Reproduce each of the lines word for word.

[Saved entries]
'''
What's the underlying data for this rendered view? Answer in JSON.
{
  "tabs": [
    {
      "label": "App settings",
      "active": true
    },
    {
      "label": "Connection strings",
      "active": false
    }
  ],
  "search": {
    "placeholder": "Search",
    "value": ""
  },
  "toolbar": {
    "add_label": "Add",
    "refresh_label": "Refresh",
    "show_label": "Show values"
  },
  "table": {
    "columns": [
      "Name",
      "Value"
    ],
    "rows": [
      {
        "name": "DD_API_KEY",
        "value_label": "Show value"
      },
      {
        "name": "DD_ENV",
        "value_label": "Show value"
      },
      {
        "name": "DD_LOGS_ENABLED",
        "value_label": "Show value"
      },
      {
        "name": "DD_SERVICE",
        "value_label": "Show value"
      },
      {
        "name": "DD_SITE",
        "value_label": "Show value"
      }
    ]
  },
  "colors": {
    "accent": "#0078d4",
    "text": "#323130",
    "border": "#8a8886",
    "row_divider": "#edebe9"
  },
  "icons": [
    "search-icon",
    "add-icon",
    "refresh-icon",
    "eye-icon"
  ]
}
'''
[Exercise result]:
What's the underlying data for this rendered view? Answer in JSON.
{
  "tabs": [
    {
      "label": "App settings",
      "active": true
    },
    {
      "label": "Connection strings",
      "active": false
    }
  ],
  "search": {
    "placeholder": "Search",
    "value": ""
  },
  "toolbar": {
    "add_label": "Add",
    "refresh_label": "Refresh",
    "show_label": "Show values"
  },
  "table": {
    "columns": [
      "Name",
      "Value"
    ],
    "rows": [
      {
        "name": "DD_API_KEY",
        "value_label": "Show value"
      },
      {
        "name": "DD_ENV",
        "value_label": "Show value"
      },
      {
        "name": "DD_LOGS_ENABLED",
        "value_label": "Show value"
      },
      {
        "name": "DD_SERVICE",
        "value_label": "Show value"
      },
      {
        "name": "DD_SITE",
        "value_label": "Show value"
      }
    ]
  },
  "colors": {
    "accent": "#0078d4",
    "text": "#323130",
    "border": "#8a8886",
    "row_divider": "#edebe9"
  },
  "icons": [
    "search-icon",
    "add-icon",
    "refresh-icon",
    "eye-icon"
  ]
}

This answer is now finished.